___ TEXTO PARA ANÁLISE ___
A luta contra a fome e a pobreza e a promoção do desenvolvimento rural ocupa um lugar destacado na participação de Portugal nas organizações multilaterais de alimentação e agricultura, desde logo na Organização das Nações Unidas para a Alimentação e Agricultura (FAO), bem como no Programa Alimentar Mundial (PAM), no plano da ajuda alimentar de emergência, e nas Instituições Financeiras internacionais e em particular no Fundo Internacional para o Desenvolvimento da Agricultura (FIDA), no plano do desenvolvimento rural. Portugal apoiou também a autonomização do Comité de Segurança Alimentar Mundial (CFS), fórum inclusivo muito relevante para a governação política global para garantir a segurança alimentar e nutricional para todos.

Quer no quadro da coordenação no seio da União Europeia, quer no contexto das capacidades nacionais, Portugal tem participação ativa na procura de soluções comuns e universalmente aceites em resposta às questões globais das cadeias agroalimentares. Representam marcos da atuação a resposta à crise alimentar de 2007-2008, o estabelecimento dos objetivos de desenvolvimento sustentável em 2015, a resposta aos desafios colocados pela pandemia de COVID-19 e às suas consequências no aumento da insegurança alimentar e da desnutrição que se veio a verificar desde 2020, situação de cuja recuperação a guerra de agressão à Ucrânia veio ameaçar, ao introduzir excessiva volatilidade nos preços das mercadorias alimentares, dos fertilizantes e da energia.

Nas várias instituições em que participa, Portugal promove a necessária transformação sustentável dos sistemas alimentares, de modo a que possam garantir a alimentação adequada a nível global, com responsabilidade social para com os que produzem alimentos (agricultores, pescadores, pastores, em particular os grupos mais frágeis) e para os que os consomem, bem como no respeito pelos limites do planeta, a conservação da biodiversidade e a luta contra as alterações climáticas.
___ REGISTOS APRESENTADOS ___
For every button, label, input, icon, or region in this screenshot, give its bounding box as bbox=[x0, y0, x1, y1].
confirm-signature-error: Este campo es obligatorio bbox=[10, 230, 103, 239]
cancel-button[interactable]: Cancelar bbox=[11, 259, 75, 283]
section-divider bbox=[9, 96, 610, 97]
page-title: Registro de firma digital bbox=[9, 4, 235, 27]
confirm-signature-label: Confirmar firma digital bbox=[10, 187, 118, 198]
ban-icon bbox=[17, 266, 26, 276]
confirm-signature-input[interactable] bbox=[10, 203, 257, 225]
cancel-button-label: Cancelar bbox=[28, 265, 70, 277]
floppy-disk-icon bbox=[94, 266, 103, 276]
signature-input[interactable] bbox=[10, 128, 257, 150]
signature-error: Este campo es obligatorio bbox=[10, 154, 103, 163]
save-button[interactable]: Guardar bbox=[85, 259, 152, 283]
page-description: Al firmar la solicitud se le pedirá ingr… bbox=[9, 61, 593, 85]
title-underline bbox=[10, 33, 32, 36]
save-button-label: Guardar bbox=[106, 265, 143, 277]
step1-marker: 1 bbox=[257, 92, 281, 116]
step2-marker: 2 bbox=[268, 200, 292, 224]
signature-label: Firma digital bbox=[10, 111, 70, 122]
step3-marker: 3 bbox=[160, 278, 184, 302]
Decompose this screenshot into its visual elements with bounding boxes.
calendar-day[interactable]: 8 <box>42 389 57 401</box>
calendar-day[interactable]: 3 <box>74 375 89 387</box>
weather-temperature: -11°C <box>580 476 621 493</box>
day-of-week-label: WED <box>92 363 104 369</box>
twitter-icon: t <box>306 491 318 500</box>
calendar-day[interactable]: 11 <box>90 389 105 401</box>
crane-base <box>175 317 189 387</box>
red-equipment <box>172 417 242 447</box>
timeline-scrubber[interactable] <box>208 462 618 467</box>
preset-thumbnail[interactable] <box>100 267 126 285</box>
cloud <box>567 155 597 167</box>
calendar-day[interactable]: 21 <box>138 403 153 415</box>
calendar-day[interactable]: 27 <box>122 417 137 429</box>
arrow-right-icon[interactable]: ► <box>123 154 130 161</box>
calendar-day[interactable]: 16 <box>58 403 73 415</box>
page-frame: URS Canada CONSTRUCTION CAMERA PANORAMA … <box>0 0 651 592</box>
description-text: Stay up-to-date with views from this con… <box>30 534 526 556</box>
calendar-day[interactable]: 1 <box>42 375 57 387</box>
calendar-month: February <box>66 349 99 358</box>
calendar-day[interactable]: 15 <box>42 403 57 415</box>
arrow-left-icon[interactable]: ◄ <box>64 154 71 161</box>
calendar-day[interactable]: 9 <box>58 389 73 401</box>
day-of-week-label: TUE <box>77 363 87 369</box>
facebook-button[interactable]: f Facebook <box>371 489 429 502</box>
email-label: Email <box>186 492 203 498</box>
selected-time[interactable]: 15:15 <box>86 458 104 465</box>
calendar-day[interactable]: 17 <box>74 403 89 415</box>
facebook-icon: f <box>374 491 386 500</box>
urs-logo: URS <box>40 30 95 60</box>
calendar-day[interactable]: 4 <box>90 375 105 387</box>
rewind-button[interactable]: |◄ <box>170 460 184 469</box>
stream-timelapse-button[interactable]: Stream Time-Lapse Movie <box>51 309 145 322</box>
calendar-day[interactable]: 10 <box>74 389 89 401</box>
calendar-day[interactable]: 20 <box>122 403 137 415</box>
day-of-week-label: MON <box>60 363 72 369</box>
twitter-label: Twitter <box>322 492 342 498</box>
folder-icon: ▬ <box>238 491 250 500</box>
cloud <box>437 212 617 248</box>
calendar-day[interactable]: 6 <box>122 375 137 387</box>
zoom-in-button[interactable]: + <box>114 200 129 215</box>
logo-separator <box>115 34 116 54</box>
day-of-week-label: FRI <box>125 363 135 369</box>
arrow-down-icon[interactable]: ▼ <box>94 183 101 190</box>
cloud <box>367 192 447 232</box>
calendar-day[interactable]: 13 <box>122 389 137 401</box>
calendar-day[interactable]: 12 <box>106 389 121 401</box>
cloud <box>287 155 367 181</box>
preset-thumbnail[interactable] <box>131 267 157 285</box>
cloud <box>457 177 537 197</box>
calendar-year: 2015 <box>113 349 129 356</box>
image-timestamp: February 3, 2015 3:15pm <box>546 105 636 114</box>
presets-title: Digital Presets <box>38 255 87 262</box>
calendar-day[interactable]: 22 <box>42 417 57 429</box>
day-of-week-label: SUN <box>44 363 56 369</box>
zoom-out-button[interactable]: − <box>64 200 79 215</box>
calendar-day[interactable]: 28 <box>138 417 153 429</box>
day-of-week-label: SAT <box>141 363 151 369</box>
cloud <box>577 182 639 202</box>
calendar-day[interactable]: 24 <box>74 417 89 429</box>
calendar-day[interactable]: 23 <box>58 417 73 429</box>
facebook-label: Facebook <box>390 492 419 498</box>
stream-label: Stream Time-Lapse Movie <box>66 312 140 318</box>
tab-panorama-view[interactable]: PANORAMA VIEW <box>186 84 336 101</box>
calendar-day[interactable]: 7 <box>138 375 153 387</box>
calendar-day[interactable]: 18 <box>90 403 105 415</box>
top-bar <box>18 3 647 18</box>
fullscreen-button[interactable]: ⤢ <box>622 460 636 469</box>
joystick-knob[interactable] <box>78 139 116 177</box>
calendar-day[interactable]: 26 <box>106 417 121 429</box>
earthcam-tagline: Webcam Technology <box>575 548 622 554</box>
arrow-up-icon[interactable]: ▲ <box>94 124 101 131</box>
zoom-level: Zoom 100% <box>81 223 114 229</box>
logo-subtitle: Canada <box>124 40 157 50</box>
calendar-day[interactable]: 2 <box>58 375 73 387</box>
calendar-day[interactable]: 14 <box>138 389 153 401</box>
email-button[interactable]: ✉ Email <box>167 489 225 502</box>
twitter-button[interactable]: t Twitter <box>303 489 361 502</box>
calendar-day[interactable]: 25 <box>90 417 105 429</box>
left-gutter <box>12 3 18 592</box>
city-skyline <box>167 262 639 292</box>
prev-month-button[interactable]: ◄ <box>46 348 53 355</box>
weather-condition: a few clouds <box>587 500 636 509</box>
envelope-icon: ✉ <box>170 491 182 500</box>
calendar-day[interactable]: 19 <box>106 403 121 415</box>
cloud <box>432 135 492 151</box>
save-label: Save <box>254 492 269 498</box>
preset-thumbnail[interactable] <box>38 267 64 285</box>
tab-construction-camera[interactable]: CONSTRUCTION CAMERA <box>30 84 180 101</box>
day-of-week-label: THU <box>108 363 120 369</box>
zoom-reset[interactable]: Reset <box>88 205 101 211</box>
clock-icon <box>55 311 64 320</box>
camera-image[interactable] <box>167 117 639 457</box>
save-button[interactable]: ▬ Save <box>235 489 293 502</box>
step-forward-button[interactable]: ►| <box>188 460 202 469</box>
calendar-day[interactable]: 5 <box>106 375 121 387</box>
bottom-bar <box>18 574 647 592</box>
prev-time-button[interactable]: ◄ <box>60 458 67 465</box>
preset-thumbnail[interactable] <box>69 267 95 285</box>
___
**TAREFAS PROPOSTAS**:
**A.** Transcreva do texto o trecho que começa em "Nas várias instituições" e se estende até "as alterações climáticas.".
**B.** De acordo com o texto, que fórum inclusivo teve a sua autonomização apoiada por Portugal?
Os registos não têm qualquer relação com o texto.

**RESPOSTAS ESPERADAS**:
**A.**
Nas várias instituições em que participa, Portugal promove a necessária transformação sustentável dos sistemas alimentares, de modo a que possam garantir a alimentação adequada a nível global, com responsabilidade social para com os que produzem alimentos (agricultores, pescadores, pastores, em particular os grupos mais frágeis) e para os que os consomem, bem como no respeito pelos limites do planeta, a conservação da biodiversidade e a luta contra as alterações climáticas.

**B.** O Comité de Segurança Alimentar Mundial (CFS).